What is asked: Rewrite the lines starting at the one containing "node-env-collect: 环境采集单元 [62,60,424,168]" and ending at the one containing "Identify all the" as a JSON list of strings, one string per line, leaving out any blank lines.

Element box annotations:
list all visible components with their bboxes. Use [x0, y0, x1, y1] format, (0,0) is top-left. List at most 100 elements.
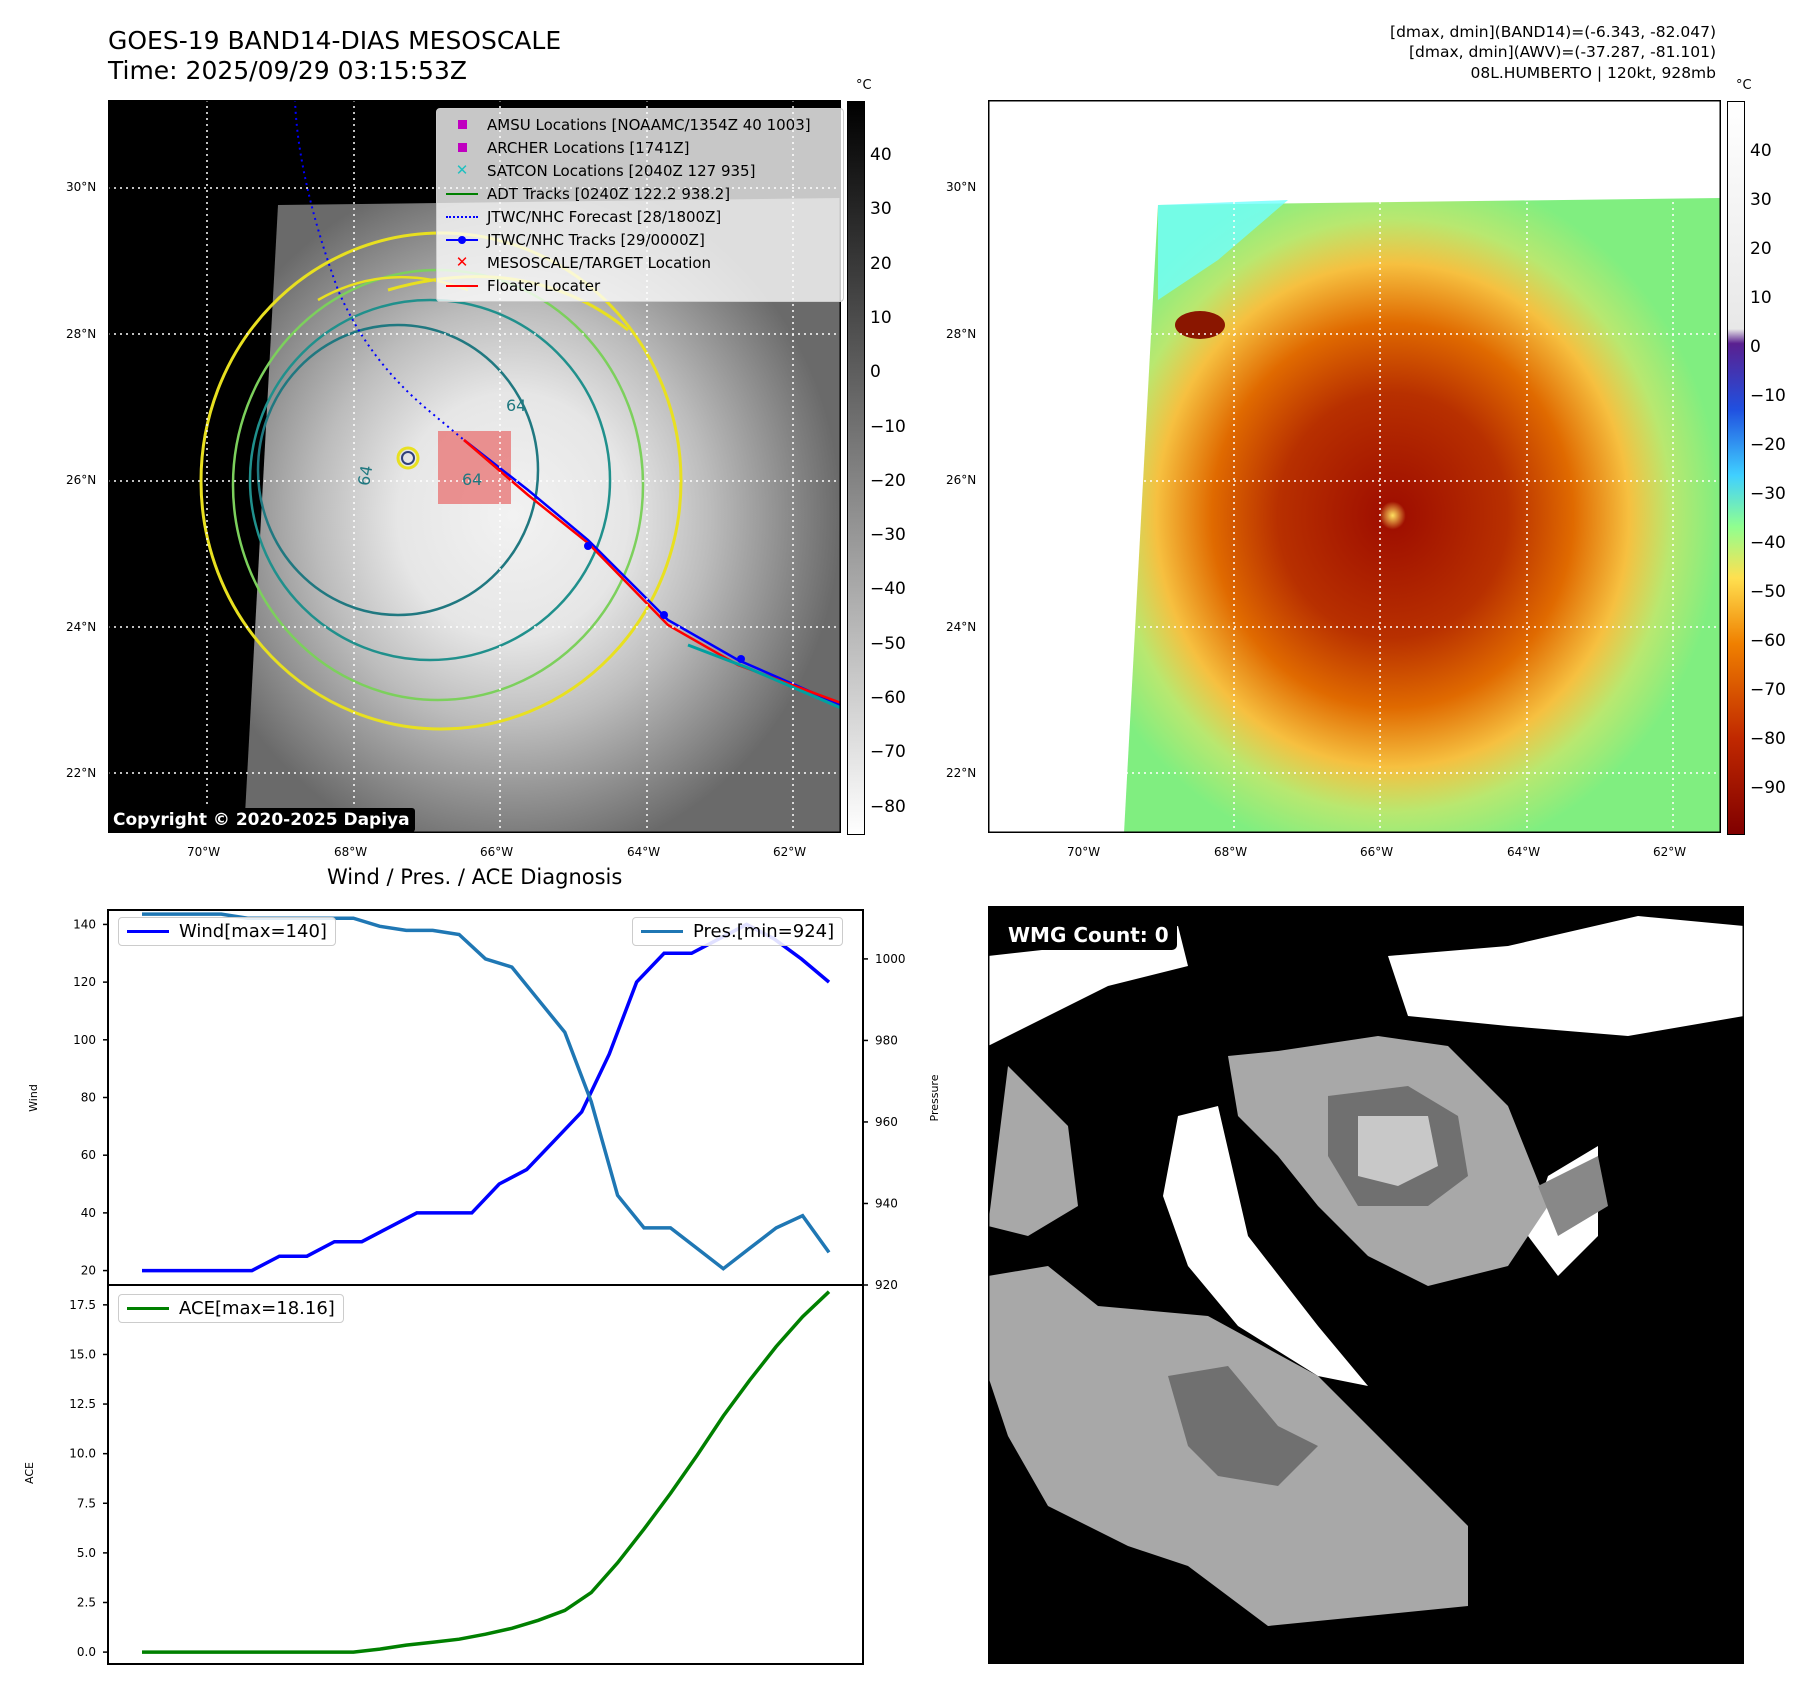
contour-label: 64 — [354, 463, 377, 488]
lon-label: 62°W — [773, 845, 807, 859]
axis-tick-label: 980 — [875, 1033, 898, 1047]
colorbar-tick: −10 — [870, 416, 906, 437]
lat-label: 22°N — [66, 766, 97, 780]
pres-legend: Pres.[min=924] — [632, 917, 844, 946]
axis-tick-label: 5.0 — [77, 1546, 96, 1560]
map-legend-label: JTWC/NHC Forecast [28/1800Z] — [487, 207, 722, 226]
colorbar-tick: −90 — [1750, 778, 1786, 798]
line-dot-marker-icon — [445, 235, 479, 244]
colorbar-tick: 20 — [1750, 239, 1772, 259]
colorbar-tick: 10 — [1750, 288, 1772, 308]
awv-stats: [dmax, dmin](AWV)=(-37.287, -81.101) — [1409, 43, 1716, 61]
diagnosis-chart: 140 120 100 80 60 40 20 1000 980 960 940 920 17.5 15.… — [23, 909, 940, 1665]
axis-tick-label: 120 — [73, 975, 96, 989]
map-legend-item: ARCHER Locations [1741Z] — [445, 136, 835, 159]
line-marker-icon — [445, 192, 479, 195]
lon-label: 68°W — [1214, 845, 1248, 859]
map-legend-label: SATCON Locations [2040Z 127 935] — [487, 161, 756, 180]
map-legend-label: JTWC/NHC Tracks [29/0000Z] — [487, 230, 705, 249]
lon-label: 66°W — [1360, 845, 1394, 859]
colorbar-tick: −20 — [1750, 435, 1786, 455]
lat-label: 30°N — [66, 180, 97, 194]
axis-tick-label: 1000 — [875, 952, 906, 966]
lat-label: 22°N — [946, 766, 977, 780]
ace-legend: ACE[max=18.16] — [118, 1294, 344, 1323]
x-marker-icon: ✕ — [455, 253, 469, 271]
axis-tick-label: 100 — [73, 1033, 96, 1047]
pressure-axis-label: Pressure — [928, 1074, 940, 1121]
colorbar-tick: −60 — [870, 688, 906, 708]
colorbar-tick: −50 — [870, 633, 906, 654]
wind-legend: Wind[max=140] — [118, 917, 336, 946]
colorbar-tick: −60 — [1750, 631, 1786, 651]
map-legend-item: ADT Tracks [0240Z 122.2 938.2] — [445, 182, 835, 205]
map-legend: AMSU Locations [NOAAMC/1354Z 40 1003] ARC… — [436, 108, 844, 302]
map-legend-label: Floater Locater — [487, 276, 601, 295]
figure-time: Time: 2025/09/29 03:15:53Z — [108, 56, 467, 85]
colorbar-band14 — [847, 101, 865, 835]
lat-label: 26°N — [66, 473, 97, 487]
axis-tick-label: 140 — [73, 917, 96, 931]
colorbar-awv — [1727, 101, 1745, 835]
map-legend-label: ADT Tracks [0240Z 122.2 938.2] — [487, 184, 731, 203]
map-legend-label: ARCHER Locations [1741Z] — [487, 138, 690, 157]
colorbar-tick: −80 — [1750, 729, 1786, 749]
lon-label: 62°W — [1653, 845, 1687, 859]
axis-tick-label: 20 — [81, 1264, 96, 1278]
x-marker-icon: ✕ — [455, 161, 469, 179]
axis-tick-label: 920 — [875, 1278, 898, 1292]
colorbar-tick: 10 — [870, 307, 892, 328]
pressure-series-line — [142, 912, 831, 1271]
wind-axis-label: Wind — [27, 1084, 40, 1112]
axis-tick-label: 7.5 — [77, 1496, 96, 1510]
colorbar-tick: 40 — [870, 145, 892, 165]
colorbar-tick: 30 — [1750, 190, 1772, 210]
square-marker-icon — [445, 120, 479, 129]
axis-tick-label: 2.5 — [77, 1595, 96, 1609]
colorbar-tick: 30 — [870, 199, 892, 220]
colorbar-tick: −40 — [870, 579, 906, 600]
colorbar-tick: −20 — [870, 470, 906, 491]
ace-frame — [107, 1284, 864, 1665]
map-legend-item: ✕ MESOSCALE/TARGET Location — [445, 251, 835, 274]
colorbar-tick: −30 — [870, 525, 906, 546]
square-marker-icon — [445, 143, 479, 152]
lon-label: 64°W — [627, 845, 661, 859]
axis-tick-label: 12.5 — [69, 1397, 96, 1411]
lat-label: 30°N — [946, 180, 977, 194]
lat-label: 26°N — [946, 473, 977, 487]
contour-label: 64 — [462, 470, 483, 489]
colorbar-tick: 0 — [870, 362, 881, 383]
colorbar-tick: −40 — [1750, 533, 1786, 553]
lat-label: 24°N — [946, 620, 977, 634]
colorbar-tick: 40 — [1750, 141, 1772, 161]
axis-tick-label: 0.0 — [77, 1645, 96, 1659]
colorbar-tick: −70 — [870, 742, 906, 763]
lat-label: 28°N — [946, 327, 977, 341]
map-legend-label: MESOSCALE/TARGET Location — [487, 253, 712, 272]
lat-label: 28°N — [66, 327, 97, 341]
line-marker-icon — [445, 284, 479, 287]
wind-pres-frame — [107, 909, 864, 1286]
lon-label: 68°W — [334, 845, 368, 859]
colorbar-unit: °C — [856, 78, 872, 93]
awv-map — [988, 100, 1721, 833]
lon-label: 70°W — [1067, 845, 1101, 859]
wind-series-line — [142, 922, 831, 1273]
dotted-marker-icon — [445, 215, 479, 218]
colorbar-tick: −70 — [1750, 680, 1786, 700]
lon-label: 66°W — [480, 845, 514, 859]
ace-series-line — [142, 1290, 831, 1654]
axis-tick-label: 17.5 — [69, 1298, 96, 1312]
map-legend-item: JTWC/NHC Forecast [28/1800Z] — [445, 205, 835, 228]
satellite-image — [244, 198, 841, 833]
colorbar-tick: −50 — [1750, 582, 1786, 602]
axis-tick-label: 40 — [81, 1206, 96, 1220]
map-legend-item: ✕ SATCON Locations [2040Z 127 935] — [445, 159, 835, 182]
map-legend-label: AMSU Locations [NOAAMC/1354Z 40 1003] — [487, 115, 811, 134]
band14-stats: [dmax, dmin](BAND14)=(-6.343, -82.047) — [1390, 23, 1716, 41]
map-legend-item: AMSU Locations [NOAAMC/1354Z 40 1003] — [445, 113, 835, 136]
lon-label: 70°W — [187, 845, 221, 859]
contour-label: 64 — [506, 396, 527, 415]
ace-axis-label: ACE — [23, 1462, 36, 1484]
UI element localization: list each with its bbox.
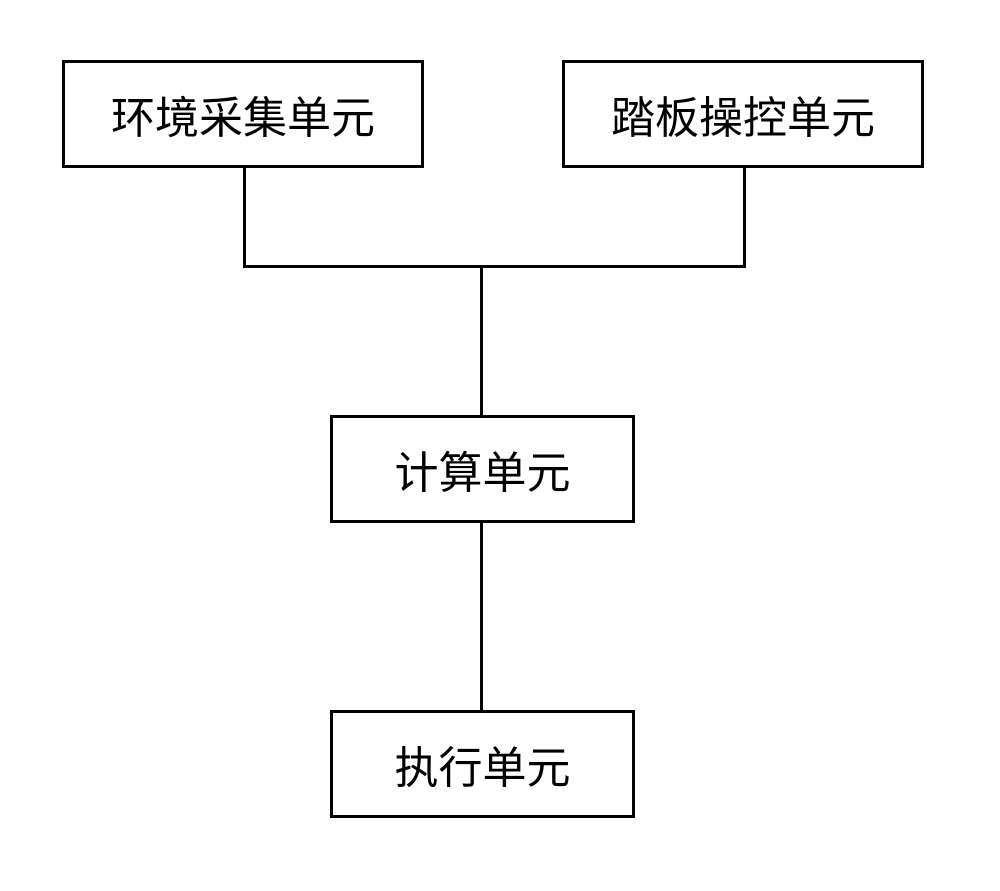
node-env-collect: 环境采集单元 [62,60,424,168]
connector-center-to-compute [480,265,483,415]
connector-compute-to-execute [480,523,483,710]
node-compute: 计算单元 [330,415,635,523]
node-compute-label: 计算单元 [395,437,571,501]
node-pedal-control: 踏板操控单元 [562,60,924,168]
node-execute-label: 执行单元 [395,732,571,796]
node-pedal-control-label: 踏板操控单元 [611,82,875,146]
connector-left-vertical [243,168,246,268]
node-execute: 执行单元 [330,710,635,818]
node-env-collect-label: 环境采集单元 [111,82,375,146]
connector-right-vertical [743,168,746,268]
connector-horizontal-join [243,265,746,268]
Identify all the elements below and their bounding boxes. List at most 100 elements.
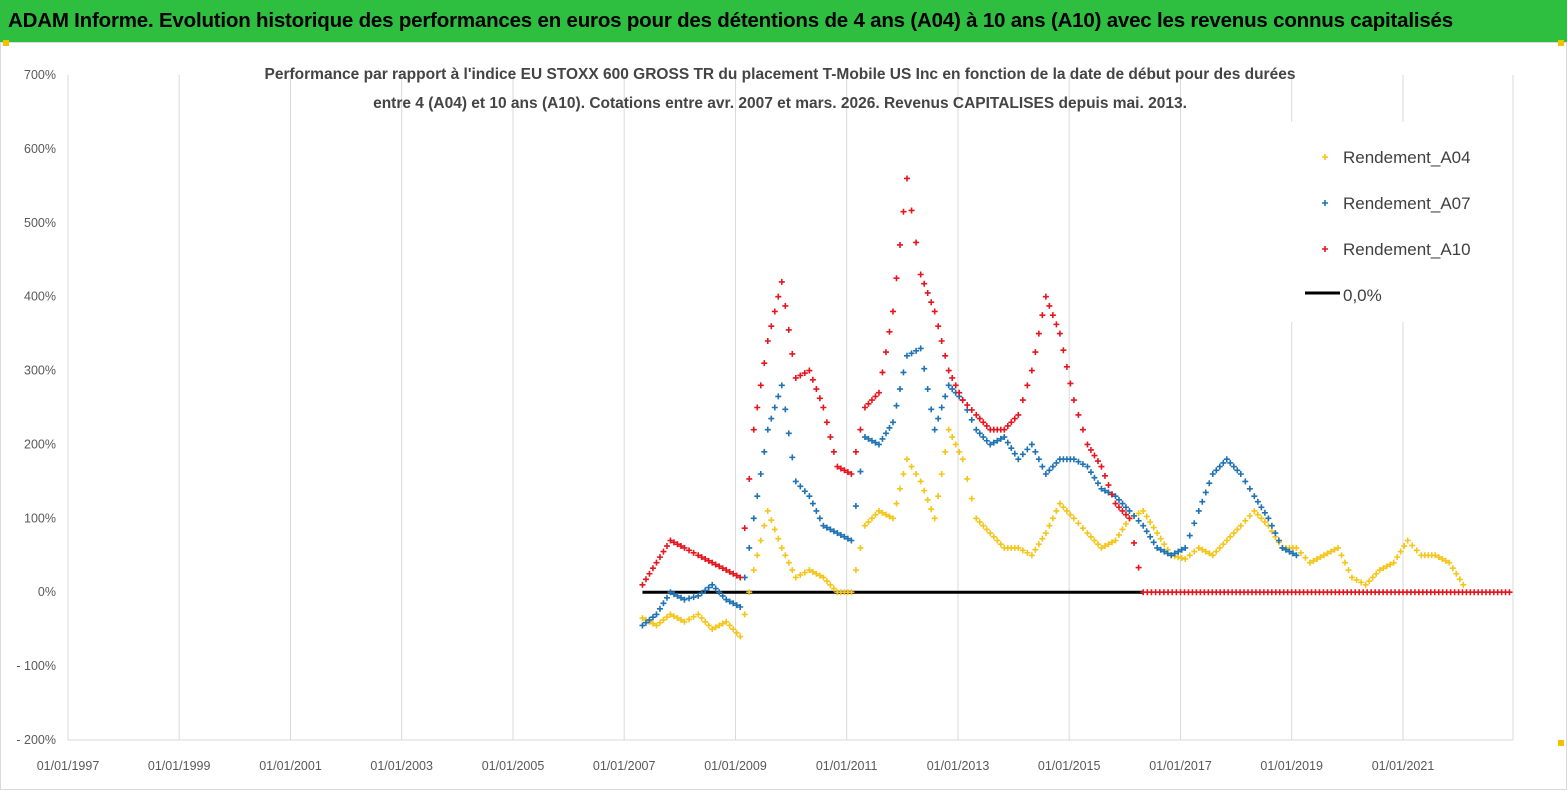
data-point-interp — [1161, 541, 1168, 548]
data-point-interp — [896, 241, 903, 248]
data-point-interp — [949, 434, 956, 441]
data-point-interp — [924, 386, 931, 393]
data-point — [1293, 552, 1300, 559]
data-point-interp — [782, 552, 789, 559]
data-point-interp — [952, 382, 959, 389]
data-point-interp — [813, 386, 820, 393]
data-point-interp — [857, 544, 864, 551]
data-point-interp — [882, 511, 889, 518]
data-point-interp — [801, 569, 808, 576]
data-point — [792, 374, 799, 381]
data-point-interp — [813, 507, 820, 514]
data-point-interp — [837, 531, 844, 538]
data-point-interp — [1094, 541, 1101, 548]
data-point-interp — [980, 522, 987, 529]
data-point — [1126, 515, 1133, 522]
data-point — [1223, 537, 1230, 544]
data-point-interp — [841, 467, 848, 474]
report-title: ADAM Informe. Evolution historique des p… — [8, 9, 1453, 32]
x-tick-label: 01/01/2001 — [259, 759, 322, 773]
data-point-interp — [968, 406, 975, 413]
data-point-interp — [942, 393, 949, 400]
data-point — [1001, 434, 1008, 441]
data-point-interp — [968, 416, 975, 423]
data-point-interp — [1173, 589, 1180, 596]
data-point-interp — [1019, 547, 1026, 554]
data-point — [1279, 544, 1286, 551]
data-point-interp — [879, 435, 886, 442]
data-point-interp — [1202, 489, 1209, 496]
data-point-interp — [705, 557, 712, 564]
data-point — [1306, 559, 1313, 566]
data-point-interp — [1435, 554, 1442, 561]
data-point-interp — [674, 615, 681, 622]
x-tick-label: 01/01/2021 — [1372, 759, 1435, 773]
data-point-interp — [879, 369, 886, 376]
data-point — [945, 426, 952, 433]
data-point-interp — [757, 382, 764, 389]
data-point — [653, 559, 660, 566]
data-point-interp — [1039, 463, 1046, 470]
data-point-interp — [646, 616, 653, 623]
data-point-interp — [900, 208, 907, 215]
data-point-interp — [1449, 565, 1456, 572]
data-point — [931, 426, 938, 433]
data-point — [709, 581, 716, 588]
performance-chart: 700% 600% 500% 400% 300% 200% 100% 0% - 100% - 20… — [0, 42, 1567, 790]
data-point-interp — [1341, 559, 1348, 566]
data-point-interp — [1324, 550, 1331, 557]
data-point-interp — [857, 468, 864, 475]
data-point-interp — [1373, 570, 1380, 577]
data-point-interp — [893, 402, 900, 409]
data-point-interp — [997, 426, 1004, 433]
data-point-interp — [1011, 544, 1018, 551]
data-point — [1251, 493, 1258, 500]
data-point — [737, 633, 744, 640]
data-point-interp — [719, 565, 726, 572]
data-point-interp — [868, 515, 875, 522]
data-point — [973, 411, 980, 418]
data-point-interp — [868, 397, 875, 404]
data-point-interp — [1227, 533, 1234, 540]
chart-title-line-2: entre 4 (A04) et 10 ans (A10). Cotations… — [373, 95, 1187, 112]
data-point-interp — [844, 535, 851, 542]
data-point — [1334, 544, 1341, 551]
data-point-interp — [1345, 567, 1352, 574]
data-point — [875, 441, 882, 448]
data-point-interp — [1358, 579, 1365, 586]
data-point-interp — [816, 395, 823, 402]
data-point-interp — [1242, 517, 1249, 524]
data-point-interp — [1135, 564, 1142, 571]
data-point-interp — [698, 554, 705, 561]
data-point-interp — [771, 404, 778, 411]
data-point-interp — [1067, 511, 1074, 518]
data-point-interp — [983, 422, 990, 429]
data-point-interp — [1338, 552, 1345, 559]
data-point-interp — [1199, 498, 1206, 505]
data-point — [750, 567, 757, 574]
data-point — [889, 308, 896, 315]
data-point-interp — [797, 571, 804, 578]
data-point — [1098, 485, 1105, 492]
data-point-interp — [1039, 535, 1046, 542]
data-point-interp — [949, 374, 956, 381]
data-point — [1015, 411, 1022, 418]
data-point-interp — [1302, 554, 1309, 561]
data-point-interp — [730, 570, 737, 577]
data-point-interp — [908, 350, 915, 357]
x-tick-label: 01/01/2005 — [482, 759, 545, 773]
data-point-interp — [964, 475, 971, 482]
data-point-interp — [1171, 550, 1178, 557]
data-point-interp — [928, 506, 935, 513]
data-point-interp — [852, 567, 859, 574]
data-point — [1154, 544, 1161, 551]
data-point-interp — [730, 626, 737, 633]
data-point — [723, 567, 730, 574]
data-point-interp — [646, 570, 653, 577]
data-point-interp — [896, 386, 903, 393]
data-point-interp — [712, 585, 719, 592]
data-point-interp — [1091, 474, 1098, 481]
data-point — [1140, 522, 1147, 529]
data-point-interp — [976, 415, 983, 422]
data-point-interp — [686, 595, 693, 602]
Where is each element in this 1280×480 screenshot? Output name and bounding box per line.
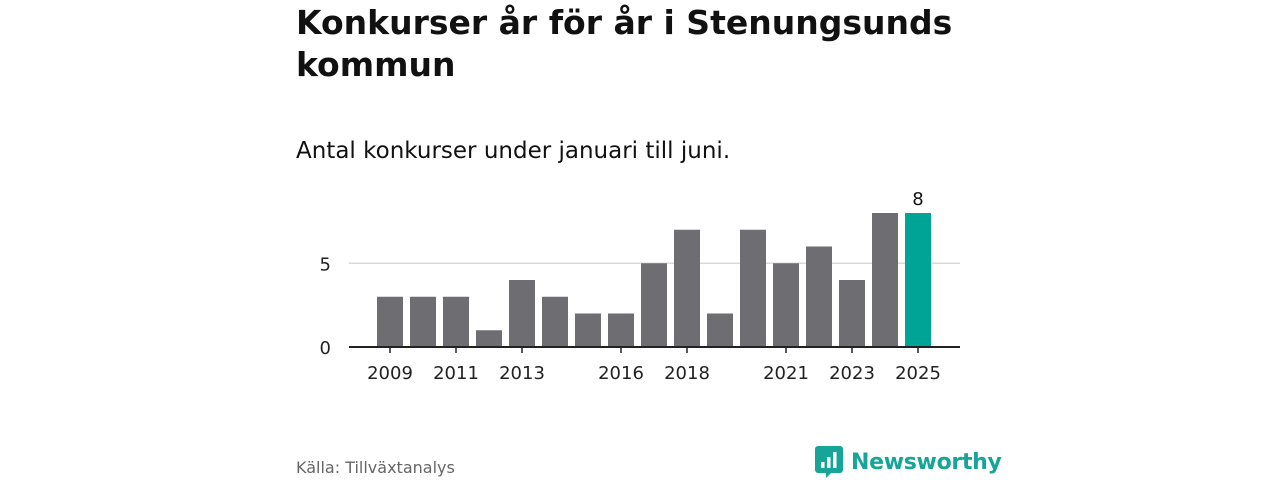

Exercise solution:
[
  "node-env-collect: 环境采集单元 [62,60,424,168]",
  "connector-center-to-compute [480,265,483,415]",
  "connector-compute-to-execute [480,523,483,710]",
  "node-compute: 计算单元 [330,415,635,523]",
  "node-compute-label: 计算单元 [395,437,571,501]",
  "node-pedal-control: 踏板操控单元 [562,60,924,168]",
  "node-execute-label: 执行单元 [395,732,571,796]",
  "node-pedal-control-label: 踏板操控单元 [611,82,875,146]",
  "connector-left-vertical [243,168,246,268]",
  "node-execute: 执行单元 [330,710,635,818]",
  "node-env-collect-label: 环境采集单元 [111,82,375,146]",
  "connector-right-vertical [743,168,746,268]",
  "connector-horizontal-join [243,265,746,268]",
  "Identify all the elements below and their bounding boxes. List at most 100 elements."
]